Restate the full set of records exactly, word for word.
+++ Provided records +++
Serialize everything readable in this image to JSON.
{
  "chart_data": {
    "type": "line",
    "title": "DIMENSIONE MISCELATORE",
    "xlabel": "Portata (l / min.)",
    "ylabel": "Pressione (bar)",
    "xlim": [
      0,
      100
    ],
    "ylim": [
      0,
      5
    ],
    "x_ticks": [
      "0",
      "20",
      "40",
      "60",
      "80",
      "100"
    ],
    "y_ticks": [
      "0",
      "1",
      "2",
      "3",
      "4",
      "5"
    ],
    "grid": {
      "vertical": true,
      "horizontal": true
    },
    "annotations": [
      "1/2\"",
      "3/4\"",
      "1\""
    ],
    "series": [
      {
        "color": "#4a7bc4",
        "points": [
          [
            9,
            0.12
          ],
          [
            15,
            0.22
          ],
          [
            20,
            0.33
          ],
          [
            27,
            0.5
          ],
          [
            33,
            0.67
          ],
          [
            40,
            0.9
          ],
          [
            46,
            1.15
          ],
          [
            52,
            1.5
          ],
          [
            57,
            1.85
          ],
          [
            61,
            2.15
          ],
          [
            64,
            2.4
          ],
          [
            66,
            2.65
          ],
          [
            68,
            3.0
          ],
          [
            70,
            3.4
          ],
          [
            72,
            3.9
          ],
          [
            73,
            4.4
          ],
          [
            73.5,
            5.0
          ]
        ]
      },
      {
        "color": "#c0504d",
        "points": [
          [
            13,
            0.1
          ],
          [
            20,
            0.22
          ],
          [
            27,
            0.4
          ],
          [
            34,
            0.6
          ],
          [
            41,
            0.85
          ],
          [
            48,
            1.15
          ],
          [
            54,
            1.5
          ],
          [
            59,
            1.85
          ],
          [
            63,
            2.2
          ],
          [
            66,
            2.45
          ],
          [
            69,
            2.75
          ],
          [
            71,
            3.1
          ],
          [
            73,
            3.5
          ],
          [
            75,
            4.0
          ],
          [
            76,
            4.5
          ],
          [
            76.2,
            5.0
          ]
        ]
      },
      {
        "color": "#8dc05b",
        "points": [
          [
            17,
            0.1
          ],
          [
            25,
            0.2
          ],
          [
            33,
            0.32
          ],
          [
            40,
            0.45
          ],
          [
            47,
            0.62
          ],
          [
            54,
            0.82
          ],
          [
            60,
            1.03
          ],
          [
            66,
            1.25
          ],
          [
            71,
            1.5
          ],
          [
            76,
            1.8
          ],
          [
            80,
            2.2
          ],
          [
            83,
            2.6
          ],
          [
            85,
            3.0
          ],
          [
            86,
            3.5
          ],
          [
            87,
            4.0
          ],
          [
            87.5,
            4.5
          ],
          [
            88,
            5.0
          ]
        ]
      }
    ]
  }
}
+++
Task result:
Serialize everything readable in this image to JSON.
{
  "chart_data": {
    "type": "line",
    "title": "DIMENSIONE MISCELATORE",
    "xlabel": "Portata (l / min.)",
    "ylabel": "Pressione (bar)",
    "xlim": [
      0,
      100
    ],
    "ylim": [
      0,
      5
    ],
    "x_ticks": [
      "0",
      "20",
      "40",
      "60",
      "80",
      "100"
    ],
    "y_ticks": [
      "0",
      "1",
      "2",
      "3",
      "4",
      "5"
    ],
    "grid": {
      "vertical": true,
      "horizontal": true
    },
    "annotations": [
      "1/2\"",
      "3/4\"",
      "1\""
    ],
    "series": [
      {
        "color": "#4a7bc4",
        "points": [
          [
            9,
            0.12
          ],
          [
            15,
            0.22
          ],
          [
            20,
            0.33
          ],
          [
            27,
            0.5
          ],
          [
            33,
            0.67
          ],
          [
            40,
            0.9
          ],
          [
            46,
            1.15
          ],
          [
            52,
            1.5
          ],
          [
            57,
            1.85
          ],
          [
            61,
            2.15
          ],
          [
            64,
            2.4
          ],
          [
            66,
            2.65
          ],
          [
            68,
            3.0
          ],
          [
            70,
            3.4
          ],
          [
            72,
            3.9
          ],
          [
            73,
            4.4
          ],
          [
            73.5,
            5.0
          ]
        ]
      },
      {
        "color": "#c0504d",
        "points": [
          [
            13,
            0.1
          ],
          [
            20,
            0.22
          ],
          [
            27,
            0.4
          ],
          [
            34,
            0.6
          ],
          [
            41,
            0.85
          ],
          [
            48,
            1.15
          ],
          [
            54,
            1.5
          ],
          [
            59,
            1.85
          ],
          [
            63,
            2.2
          ],
          [
            66,
            2.45
          ],
          [
            69,
            2.75
          ],
          [
            71,
            3.1
          ],
          [
            73,
            3.5
          ],
          [
            75,
            4.0
          ],
          [
            76,
            4.5
          ],
          [
            76.2,
            5.0
          ]
        ]
      },
      {
        "color": "#8dc05b",
        "points": [
          [
            17,
            0.1
          ],
          [
            25,
            0.2
          ],
          [
            33,
            0.32
          ],
          [
            40,
            0.45
          ],
          [
            47,
            0.62
          ],
          [
            54,
            0.82
          ],
          [
            60,
            1.03
          ],
          [
            66,
            1.25
          ],
          [
            71,
            1.5
          ],
          [
            76,
            1.8
          ],
          [
            80,
            2.2
          ],
          [
            83,
            2.6
          ],
          [
            85,
            3.0
          ],
          [
            86,
            3.5
          ],
          [
            87,
            4.0
          ],
          [
            87.5,
            4.5
          ],
          [
            88,
            5.0
          ]
        ]
      }
    ]
  }
}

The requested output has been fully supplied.